[EXERCISE PROMPT]:
Scan the lines below for the string "أخرجه" and copy every one that has it.

_____

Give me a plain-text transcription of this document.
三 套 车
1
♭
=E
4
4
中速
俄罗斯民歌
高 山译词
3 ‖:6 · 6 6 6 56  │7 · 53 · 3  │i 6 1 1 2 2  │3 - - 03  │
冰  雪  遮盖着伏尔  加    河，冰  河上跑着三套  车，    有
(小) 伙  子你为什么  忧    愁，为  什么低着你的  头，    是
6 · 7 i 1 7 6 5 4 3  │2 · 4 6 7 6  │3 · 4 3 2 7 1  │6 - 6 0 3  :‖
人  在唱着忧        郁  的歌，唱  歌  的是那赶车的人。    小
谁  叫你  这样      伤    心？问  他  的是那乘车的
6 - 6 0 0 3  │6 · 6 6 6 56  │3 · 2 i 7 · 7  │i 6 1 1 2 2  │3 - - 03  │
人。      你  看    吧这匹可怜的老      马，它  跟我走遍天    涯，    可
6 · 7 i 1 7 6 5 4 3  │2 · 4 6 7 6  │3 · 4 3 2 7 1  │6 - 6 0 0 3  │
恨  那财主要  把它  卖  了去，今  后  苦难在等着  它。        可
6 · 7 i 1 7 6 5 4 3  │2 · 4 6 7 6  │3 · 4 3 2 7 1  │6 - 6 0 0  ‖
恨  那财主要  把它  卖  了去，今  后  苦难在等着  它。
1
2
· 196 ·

_____

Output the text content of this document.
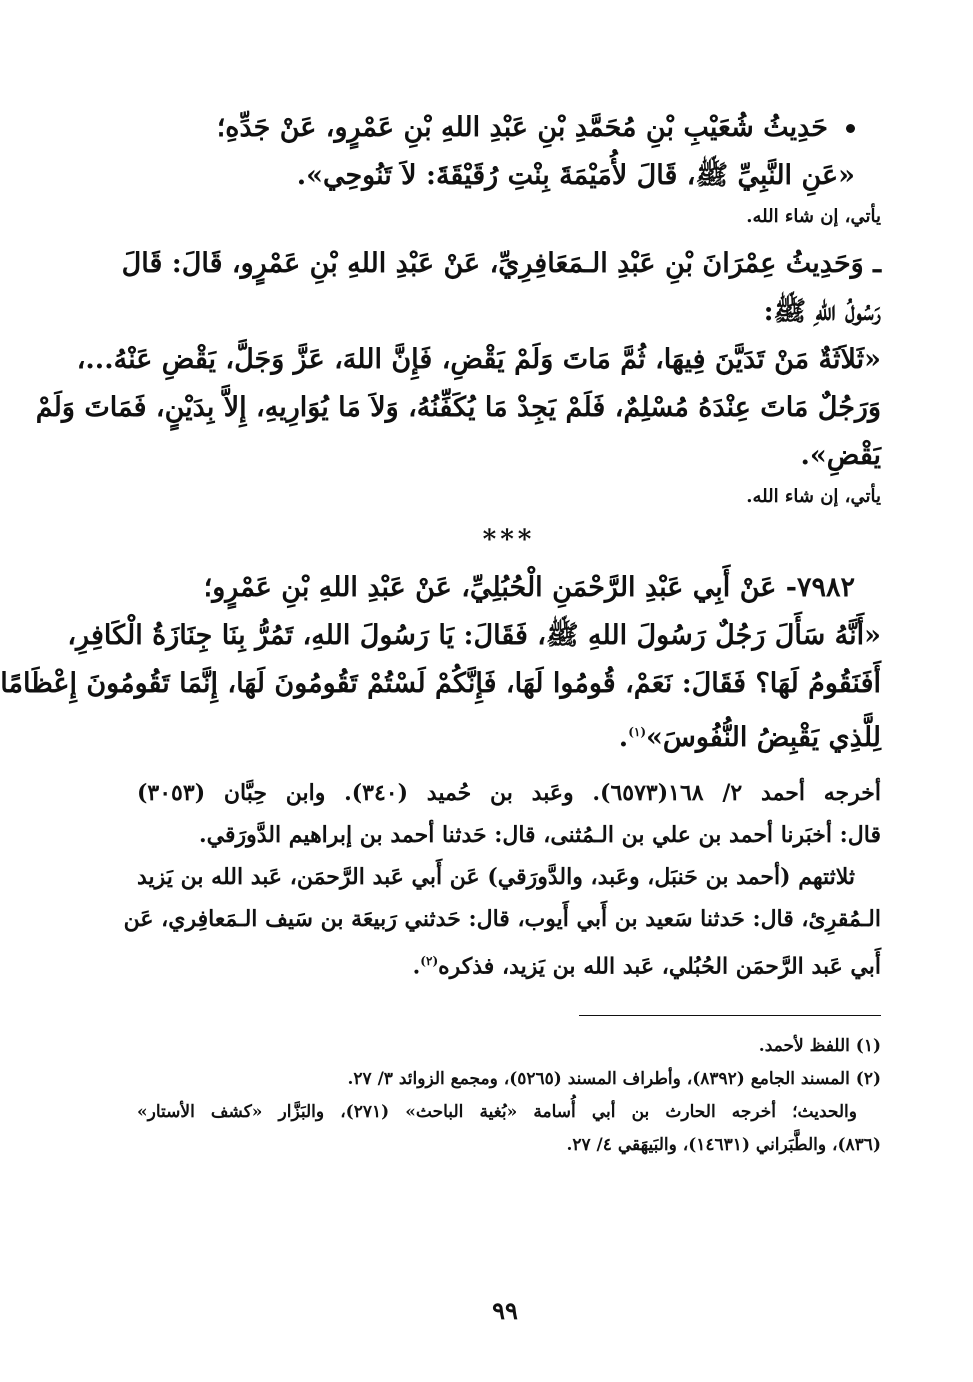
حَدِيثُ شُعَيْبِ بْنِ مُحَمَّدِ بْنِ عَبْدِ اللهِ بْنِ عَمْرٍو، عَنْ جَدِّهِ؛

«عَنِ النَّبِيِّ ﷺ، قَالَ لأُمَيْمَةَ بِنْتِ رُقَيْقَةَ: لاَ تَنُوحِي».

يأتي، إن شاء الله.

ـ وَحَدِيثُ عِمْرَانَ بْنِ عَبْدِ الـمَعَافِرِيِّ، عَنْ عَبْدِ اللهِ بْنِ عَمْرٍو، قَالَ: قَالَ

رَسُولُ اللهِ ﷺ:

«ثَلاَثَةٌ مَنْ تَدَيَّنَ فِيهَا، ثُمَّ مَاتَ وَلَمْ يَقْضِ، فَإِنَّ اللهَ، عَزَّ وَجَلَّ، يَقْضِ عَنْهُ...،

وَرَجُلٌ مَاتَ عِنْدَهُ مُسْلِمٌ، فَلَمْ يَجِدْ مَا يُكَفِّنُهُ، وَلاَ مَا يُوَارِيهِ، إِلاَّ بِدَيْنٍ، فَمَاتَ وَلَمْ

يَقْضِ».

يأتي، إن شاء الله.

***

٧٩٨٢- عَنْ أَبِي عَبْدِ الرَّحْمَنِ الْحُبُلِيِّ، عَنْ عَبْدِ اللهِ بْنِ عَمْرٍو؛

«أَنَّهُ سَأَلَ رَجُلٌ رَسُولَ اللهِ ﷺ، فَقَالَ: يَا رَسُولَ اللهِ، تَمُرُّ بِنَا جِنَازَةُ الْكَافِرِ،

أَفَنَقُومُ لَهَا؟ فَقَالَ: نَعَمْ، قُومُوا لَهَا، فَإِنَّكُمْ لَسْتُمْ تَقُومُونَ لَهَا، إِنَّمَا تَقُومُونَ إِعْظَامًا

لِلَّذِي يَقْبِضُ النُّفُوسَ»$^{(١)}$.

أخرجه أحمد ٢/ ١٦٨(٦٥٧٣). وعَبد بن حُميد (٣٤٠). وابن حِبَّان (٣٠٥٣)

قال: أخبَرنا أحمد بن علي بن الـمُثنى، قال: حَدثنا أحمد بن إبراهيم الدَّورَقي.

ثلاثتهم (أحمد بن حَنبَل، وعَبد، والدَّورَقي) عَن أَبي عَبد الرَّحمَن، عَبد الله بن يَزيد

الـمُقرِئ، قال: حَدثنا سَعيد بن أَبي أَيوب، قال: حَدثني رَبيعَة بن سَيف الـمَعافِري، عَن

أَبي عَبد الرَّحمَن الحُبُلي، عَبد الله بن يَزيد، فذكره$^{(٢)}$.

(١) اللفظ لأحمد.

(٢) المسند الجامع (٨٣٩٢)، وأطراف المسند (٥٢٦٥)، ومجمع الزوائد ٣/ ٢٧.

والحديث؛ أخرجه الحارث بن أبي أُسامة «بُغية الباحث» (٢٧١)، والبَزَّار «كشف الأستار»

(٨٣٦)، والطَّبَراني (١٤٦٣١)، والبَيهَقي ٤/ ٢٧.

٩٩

_____

[PROBLEM SOLUTION]:
أخرجه أحمد ٢/ ١٦٨(٦٥٧٣). وعَبد بن حُميد (٣٤٠). وابن حِبَّان (٣٠٥٣)
والحديث؛ أخرجه الحارث بن أبي أُسامة «بُغية الباحث» (٢٧١)، والبَزَّار «كشف الأستار»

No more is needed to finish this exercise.